Selbstverantwortung, Autonomie und Verbundenheit

Es sagt sich wirklich sehr leicht und wird in vielen Unternehmen optimistisch in Leitbildern beschworen: „Wir erwarten von unseren Führungskräften und Mitarbeitern, dass sie unternehmerische Verantwortung übernehmen.“ Gemeint ist, dass Menschen sich aus eigenem Antrieb und ganz selbstverständlich für die Ziele des Unternehmens einsetzen sollen. Immerhin werden sie dafür bezahlt. Und zwar sollen sie das tun, ohne dass sie dauernd kontrolliert oder angetrieben werden müssen.

Jenseits der Appelle an unternehmerische Verantwortung – Wie können Mitarbeitende und Führungskräfte dazu bewegt werden, sich selbst-verantwortlich für unternehmerische Ziele einzusetzen? Können sie überhaupt dazu bewegt werden? Unter welchen Umständen?
::::::
• [Aufgabenstellung]
Wofür sollen sich Menschen laut dem Textabschnitt über Selbstverantwortung aus eigenem Antrieb einsetzen, ohne dauernd kontrolliert oder angetrieben werden zu müssen?

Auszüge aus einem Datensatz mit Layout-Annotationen
::::::
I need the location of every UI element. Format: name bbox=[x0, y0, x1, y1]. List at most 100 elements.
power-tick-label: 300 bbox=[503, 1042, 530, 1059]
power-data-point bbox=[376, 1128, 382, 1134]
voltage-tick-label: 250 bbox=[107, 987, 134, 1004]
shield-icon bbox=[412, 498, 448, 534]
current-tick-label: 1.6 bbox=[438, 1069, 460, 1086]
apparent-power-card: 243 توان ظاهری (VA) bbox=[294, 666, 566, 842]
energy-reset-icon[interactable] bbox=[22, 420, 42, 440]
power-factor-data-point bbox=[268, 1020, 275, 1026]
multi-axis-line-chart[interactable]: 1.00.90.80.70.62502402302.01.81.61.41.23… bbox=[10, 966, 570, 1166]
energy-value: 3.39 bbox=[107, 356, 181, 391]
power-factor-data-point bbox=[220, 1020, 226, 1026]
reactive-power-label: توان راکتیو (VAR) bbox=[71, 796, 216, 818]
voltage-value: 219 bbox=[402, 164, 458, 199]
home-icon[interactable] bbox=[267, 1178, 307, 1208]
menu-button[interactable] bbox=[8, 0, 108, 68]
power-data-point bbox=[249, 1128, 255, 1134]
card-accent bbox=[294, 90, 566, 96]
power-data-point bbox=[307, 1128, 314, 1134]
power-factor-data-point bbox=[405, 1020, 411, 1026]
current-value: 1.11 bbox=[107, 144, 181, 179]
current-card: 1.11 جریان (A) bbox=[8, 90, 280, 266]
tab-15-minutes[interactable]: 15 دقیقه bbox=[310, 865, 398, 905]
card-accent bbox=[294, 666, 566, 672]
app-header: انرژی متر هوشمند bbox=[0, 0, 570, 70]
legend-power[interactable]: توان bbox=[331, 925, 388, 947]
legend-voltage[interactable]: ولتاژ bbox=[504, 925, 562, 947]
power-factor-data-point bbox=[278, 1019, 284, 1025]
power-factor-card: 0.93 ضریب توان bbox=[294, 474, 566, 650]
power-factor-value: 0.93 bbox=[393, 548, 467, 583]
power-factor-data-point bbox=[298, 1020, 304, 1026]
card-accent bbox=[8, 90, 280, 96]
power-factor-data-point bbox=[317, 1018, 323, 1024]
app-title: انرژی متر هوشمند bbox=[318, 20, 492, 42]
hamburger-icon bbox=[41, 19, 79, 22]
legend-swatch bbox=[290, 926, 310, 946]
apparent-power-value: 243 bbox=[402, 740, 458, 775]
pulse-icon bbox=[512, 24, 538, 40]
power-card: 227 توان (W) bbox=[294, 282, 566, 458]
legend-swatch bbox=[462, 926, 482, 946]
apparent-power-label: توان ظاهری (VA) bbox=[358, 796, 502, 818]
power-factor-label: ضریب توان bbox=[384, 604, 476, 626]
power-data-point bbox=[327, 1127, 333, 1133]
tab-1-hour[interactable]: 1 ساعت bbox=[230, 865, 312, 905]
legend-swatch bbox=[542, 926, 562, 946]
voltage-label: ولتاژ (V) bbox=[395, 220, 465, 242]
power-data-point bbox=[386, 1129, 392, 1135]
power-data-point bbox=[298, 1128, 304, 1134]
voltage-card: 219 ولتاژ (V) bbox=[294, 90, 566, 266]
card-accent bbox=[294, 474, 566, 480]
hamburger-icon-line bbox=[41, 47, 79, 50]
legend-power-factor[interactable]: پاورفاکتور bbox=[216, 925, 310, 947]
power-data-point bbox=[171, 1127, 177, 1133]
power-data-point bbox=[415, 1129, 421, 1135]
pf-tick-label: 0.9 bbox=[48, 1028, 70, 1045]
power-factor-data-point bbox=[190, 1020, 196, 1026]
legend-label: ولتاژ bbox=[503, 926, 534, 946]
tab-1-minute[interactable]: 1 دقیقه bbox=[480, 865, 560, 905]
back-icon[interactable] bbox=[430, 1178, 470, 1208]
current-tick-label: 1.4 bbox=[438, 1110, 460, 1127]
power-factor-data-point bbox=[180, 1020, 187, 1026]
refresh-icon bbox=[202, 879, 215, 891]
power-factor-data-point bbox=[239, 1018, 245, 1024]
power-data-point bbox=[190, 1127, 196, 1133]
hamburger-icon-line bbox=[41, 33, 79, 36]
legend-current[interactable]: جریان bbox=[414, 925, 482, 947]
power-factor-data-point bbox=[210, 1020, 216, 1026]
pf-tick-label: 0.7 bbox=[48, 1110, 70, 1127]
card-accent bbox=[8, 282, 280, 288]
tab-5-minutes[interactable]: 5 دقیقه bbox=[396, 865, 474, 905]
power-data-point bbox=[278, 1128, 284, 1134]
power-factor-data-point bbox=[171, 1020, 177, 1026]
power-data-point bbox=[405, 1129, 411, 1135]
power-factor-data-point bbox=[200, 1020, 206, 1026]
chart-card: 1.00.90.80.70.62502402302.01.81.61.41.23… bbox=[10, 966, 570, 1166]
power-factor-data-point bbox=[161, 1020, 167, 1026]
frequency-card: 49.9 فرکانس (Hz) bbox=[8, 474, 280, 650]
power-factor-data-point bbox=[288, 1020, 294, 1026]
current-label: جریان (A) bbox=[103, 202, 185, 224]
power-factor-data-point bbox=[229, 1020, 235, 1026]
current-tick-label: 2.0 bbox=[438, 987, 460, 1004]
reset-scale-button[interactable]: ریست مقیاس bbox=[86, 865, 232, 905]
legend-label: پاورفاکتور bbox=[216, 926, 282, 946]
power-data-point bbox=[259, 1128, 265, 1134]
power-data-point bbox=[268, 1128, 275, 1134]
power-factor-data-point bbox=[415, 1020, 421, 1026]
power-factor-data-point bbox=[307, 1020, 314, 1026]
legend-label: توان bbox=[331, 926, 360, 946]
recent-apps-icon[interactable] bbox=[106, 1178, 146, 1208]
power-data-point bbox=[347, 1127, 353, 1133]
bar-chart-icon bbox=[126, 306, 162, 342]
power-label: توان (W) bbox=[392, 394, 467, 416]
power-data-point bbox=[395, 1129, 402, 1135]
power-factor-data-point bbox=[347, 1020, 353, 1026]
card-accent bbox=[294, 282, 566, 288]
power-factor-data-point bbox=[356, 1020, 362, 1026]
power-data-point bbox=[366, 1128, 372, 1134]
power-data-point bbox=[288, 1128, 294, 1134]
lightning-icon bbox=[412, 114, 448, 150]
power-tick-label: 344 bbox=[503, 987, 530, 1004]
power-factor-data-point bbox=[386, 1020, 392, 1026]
::::::
• [Gelöste Aufgabe]
Für die Ziele des Unternehmens.